-- Start of RECORD LIST --

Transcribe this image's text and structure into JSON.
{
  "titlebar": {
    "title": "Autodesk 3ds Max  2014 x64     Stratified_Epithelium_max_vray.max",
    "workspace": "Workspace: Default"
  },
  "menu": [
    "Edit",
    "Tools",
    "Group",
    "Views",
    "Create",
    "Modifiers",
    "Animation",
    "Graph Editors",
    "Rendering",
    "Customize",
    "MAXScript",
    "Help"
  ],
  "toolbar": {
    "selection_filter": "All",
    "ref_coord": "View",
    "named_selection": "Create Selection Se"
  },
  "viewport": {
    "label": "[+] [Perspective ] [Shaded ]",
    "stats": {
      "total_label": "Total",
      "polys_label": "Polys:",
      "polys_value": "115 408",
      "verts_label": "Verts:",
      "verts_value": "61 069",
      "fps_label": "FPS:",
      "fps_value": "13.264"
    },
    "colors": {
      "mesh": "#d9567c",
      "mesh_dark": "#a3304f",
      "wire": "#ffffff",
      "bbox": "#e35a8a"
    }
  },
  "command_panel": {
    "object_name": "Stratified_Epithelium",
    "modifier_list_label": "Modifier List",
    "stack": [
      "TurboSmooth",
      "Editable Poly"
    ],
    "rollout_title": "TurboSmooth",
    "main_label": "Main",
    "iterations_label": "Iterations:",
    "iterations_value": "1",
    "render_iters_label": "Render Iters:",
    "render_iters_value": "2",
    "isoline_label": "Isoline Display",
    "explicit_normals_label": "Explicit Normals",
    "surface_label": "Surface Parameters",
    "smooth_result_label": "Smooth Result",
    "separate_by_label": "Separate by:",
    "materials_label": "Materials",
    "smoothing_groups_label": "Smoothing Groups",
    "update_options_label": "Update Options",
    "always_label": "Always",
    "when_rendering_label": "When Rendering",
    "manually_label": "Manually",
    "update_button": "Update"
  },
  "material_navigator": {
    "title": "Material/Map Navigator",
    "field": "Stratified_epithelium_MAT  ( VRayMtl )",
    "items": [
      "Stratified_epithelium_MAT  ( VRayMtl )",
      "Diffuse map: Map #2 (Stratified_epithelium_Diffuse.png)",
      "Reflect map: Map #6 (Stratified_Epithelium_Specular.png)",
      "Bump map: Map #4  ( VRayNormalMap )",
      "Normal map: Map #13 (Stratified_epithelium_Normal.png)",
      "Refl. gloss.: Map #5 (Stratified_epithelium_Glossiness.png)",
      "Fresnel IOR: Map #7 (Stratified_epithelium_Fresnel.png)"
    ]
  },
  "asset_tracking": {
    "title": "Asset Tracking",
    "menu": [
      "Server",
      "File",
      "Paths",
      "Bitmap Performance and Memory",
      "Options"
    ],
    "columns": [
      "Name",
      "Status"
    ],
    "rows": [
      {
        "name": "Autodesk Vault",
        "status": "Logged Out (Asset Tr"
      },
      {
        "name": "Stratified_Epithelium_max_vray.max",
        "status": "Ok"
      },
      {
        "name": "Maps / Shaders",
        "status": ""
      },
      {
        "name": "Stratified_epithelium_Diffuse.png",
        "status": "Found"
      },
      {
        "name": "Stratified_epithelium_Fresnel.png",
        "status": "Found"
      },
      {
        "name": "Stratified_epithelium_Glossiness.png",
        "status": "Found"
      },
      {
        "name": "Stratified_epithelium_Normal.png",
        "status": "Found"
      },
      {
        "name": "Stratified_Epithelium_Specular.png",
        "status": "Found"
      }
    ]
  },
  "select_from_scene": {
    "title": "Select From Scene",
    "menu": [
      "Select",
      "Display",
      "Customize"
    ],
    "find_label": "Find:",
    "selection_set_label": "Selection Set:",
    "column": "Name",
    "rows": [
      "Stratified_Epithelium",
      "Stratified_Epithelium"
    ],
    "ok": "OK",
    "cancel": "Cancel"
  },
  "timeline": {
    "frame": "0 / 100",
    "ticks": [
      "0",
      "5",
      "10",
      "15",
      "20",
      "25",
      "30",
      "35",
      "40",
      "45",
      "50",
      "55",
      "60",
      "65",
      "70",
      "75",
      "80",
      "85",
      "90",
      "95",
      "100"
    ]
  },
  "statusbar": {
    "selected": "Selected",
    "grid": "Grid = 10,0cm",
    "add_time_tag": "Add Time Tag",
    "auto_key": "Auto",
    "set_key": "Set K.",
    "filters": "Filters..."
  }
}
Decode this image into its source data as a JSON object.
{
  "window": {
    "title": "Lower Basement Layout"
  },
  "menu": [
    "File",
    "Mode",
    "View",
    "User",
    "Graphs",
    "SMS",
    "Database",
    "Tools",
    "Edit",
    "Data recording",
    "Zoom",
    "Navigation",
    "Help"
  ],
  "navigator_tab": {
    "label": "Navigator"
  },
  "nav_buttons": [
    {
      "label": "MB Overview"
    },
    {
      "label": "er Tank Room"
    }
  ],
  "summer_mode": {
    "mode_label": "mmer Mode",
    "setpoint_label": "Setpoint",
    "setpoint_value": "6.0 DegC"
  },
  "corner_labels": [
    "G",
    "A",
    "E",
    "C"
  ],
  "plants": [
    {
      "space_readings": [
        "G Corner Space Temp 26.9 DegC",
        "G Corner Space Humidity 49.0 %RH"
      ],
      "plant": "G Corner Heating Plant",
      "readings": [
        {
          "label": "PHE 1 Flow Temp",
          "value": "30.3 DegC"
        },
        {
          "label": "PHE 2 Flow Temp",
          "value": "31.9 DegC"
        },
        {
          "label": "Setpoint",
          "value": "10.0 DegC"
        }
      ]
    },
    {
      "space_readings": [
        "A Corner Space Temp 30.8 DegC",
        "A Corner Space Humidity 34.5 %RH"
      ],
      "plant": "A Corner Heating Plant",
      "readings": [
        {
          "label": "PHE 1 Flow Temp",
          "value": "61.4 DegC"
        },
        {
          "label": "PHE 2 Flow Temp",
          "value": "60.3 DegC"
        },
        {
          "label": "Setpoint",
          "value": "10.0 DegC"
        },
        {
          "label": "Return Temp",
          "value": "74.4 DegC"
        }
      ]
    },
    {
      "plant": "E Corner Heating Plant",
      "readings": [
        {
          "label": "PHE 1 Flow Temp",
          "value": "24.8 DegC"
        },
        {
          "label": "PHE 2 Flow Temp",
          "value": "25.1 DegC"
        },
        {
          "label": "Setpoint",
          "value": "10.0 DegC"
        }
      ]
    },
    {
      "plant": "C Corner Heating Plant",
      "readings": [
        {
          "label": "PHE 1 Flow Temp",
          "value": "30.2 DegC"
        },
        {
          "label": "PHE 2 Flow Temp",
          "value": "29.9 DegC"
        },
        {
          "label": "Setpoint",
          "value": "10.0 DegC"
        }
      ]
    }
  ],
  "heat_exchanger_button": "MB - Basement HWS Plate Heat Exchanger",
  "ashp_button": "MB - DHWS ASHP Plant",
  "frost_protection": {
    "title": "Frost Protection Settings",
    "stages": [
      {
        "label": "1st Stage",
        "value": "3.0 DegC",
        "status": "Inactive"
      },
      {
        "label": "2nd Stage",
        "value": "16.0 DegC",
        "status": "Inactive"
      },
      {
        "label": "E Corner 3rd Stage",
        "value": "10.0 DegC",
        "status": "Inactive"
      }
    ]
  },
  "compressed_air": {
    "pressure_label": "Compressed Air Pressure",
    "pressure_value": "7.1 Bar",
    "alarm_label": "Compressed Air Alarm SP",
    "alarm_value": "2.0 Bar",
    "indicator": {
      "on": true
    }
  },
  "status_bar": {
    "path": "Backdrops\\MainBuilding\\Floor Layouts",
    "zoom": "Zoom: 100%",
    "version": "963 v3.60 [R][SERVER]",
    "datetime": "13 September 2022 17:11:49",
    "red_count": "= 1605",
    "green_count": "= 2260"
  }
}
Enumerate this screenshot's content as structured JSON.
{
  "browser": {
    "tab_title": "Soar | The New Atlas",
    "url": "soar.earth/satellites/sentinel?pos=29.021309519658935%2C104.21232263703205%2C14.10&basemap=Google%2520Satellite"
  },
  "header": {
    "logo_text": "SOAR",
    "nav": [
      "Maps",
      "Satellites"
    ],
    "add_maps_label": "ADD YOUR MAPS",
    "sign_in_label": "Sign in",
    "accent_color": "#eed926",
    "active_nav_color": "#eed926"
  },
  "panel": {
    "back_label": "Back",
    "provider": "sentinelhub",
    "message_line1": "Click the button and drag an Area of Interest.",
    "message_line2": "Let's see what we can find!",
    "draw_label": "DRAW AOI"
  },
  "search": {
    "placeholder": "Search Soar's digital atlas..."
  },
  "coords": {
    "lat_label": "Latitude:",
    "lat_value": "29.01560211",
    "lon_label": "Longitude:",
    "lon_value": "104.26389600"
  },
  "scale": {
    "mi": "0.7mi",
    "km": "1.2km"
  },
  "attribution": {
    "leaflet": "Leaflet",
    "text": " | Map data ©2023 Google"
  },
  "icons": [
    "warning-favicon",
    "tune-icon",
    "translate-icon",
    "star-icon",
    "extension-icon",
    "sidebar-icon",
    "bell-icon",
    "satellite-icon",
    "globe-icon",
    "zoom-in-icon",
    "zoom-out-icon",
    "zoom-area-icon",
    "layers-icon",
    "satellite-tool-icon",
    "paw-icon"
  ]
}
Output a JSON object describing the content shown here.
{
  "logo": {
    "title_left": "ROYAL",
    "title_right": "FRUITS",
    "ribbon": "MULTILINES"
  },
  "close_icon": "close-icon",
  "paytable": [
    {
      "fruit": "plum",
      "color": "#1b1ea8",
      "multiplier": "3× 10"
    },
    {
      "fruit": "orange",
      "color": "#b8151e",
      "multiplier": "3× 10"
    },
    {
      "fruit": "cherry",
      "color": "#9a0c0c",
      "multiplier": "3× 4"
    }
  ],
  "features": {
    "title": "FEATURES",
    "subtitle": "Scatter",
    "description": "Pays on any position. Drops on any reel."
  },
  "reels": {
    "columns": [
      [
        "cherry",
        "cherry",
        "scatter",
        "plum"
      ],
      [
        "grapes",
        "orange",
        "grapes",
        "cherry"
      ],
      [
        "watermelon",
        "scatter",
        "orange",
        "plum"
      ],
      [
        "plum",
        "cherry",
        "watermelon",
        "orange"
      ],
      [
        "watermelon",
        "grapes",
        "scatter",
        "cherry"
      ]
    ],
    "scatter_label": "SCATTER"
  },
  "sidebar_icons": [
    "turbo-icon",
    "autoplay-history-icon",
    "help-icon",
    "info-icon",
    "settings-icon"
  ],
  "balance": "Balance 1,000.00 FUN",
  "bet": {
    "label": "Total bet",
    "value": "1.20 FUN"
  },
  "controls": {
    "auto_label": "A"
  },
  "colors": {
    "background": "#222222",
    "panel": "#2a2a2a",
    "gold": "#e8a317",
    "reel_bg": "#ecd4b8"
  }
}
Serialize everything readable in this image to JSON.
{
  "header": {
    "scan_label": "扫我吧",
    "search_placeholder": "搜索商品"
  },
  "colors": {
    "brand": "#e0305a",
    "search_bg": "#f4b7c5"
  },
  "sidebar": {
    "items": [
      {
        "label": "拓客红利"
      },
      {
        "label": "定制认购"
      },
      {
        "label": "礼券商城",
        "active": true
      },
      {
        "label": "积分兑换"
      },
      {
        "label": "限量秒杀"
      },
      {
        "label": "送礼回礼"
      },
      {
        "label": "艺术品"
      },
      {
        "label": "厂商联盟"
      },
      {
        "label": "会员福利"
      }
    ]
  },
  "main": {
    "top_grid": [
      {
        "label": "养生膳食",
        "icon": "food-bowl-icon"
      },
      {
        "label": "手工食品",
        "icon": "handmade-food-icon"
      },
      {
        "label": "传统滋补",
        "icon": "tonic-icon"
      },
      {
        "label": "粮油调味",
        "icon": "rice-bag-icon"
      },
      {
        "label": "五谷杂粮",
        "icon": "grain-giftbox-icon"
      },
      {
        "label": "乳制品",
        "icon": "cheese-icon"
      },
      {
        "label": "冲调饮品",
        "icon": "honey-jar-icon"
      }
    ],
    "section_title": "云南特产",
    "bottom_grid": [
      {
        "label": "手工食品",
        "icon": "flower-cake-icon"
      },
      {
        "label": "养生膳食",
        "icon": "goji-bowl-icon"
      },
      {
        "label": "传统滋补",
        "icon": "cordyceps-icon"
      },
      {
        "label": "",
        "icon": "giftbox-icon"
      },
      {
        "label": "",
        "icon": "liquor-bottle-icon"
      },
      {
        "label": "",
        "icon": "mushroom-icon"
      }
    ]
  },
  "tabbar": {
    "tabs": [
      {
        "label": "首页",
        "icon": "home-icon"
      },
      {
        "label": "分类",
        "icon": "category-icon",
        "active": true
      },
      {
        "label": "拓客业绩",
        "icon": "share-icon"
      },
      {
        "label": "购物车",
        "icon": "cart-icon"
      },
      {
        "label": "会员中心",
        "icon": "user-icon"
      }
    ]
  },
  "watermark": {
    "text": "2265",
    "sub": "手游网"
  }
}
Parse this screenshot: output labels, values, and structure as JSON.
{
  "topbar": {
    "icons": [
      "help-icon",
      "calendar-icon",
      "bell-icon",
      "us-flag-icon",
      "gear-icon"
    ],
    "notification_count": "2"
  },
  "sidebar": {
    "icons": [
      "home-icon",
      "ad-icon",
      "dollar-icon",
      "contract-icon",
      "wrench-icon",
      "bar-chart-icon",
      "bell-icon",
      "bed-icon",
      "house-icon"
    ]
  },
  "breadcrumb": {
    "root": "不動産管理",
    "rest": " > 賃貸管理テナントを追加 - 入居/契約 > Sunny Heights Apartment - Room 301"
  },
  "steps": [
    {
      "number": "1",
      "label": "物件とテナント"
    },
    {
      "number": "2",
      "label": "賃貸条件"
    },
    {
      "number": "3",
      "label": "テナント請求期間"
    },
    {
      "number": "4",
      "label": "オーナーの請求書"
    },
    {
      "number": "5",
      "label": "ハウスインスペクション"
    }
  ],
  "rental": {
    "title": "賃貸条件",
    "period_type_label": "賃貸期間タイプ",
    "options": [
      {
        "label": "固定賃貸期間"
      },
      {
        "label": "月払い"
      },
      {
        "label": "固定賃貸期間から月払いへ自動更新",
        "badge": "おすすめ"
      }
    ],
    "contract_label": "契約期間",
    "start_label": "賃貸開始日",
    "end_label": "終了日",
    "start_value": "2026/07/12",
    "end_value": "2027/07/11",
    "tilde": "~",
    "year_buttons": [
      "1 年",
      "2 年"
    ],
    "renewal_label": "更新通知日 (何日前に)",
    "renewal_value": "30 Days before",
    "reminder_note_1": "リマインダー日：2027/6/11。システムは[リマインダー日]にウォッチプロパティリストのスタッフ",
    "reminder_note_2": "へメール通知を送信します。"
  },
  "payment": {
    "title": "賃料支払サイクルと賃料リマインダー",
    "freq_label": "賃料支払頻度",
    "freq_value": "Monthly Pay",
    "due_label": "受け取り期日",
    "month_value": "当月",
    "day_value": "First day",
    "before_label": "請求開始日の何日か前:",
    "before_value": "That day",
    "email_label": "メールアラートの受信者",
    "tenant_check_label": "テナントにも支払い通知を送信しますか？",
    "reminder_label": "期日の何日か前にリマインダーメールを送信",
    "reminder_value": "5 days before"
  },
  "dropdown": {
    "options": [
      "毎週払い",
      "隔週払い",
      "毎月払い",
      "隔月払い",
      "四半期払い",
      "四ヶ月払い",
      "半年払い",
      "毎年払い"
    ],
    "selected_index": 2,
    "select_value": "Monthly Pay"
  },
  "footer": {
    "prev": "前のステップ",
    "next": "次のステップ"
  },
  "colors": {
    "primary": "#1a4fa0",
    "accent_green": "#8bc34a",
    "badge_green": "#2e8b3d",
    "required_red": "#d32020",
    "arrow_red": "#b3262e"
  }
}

-- End of RECORD LIST --

REQUEST -
Count the lines in the records above that contain the word "into", and give only that number.

TASK SOLUTION -
2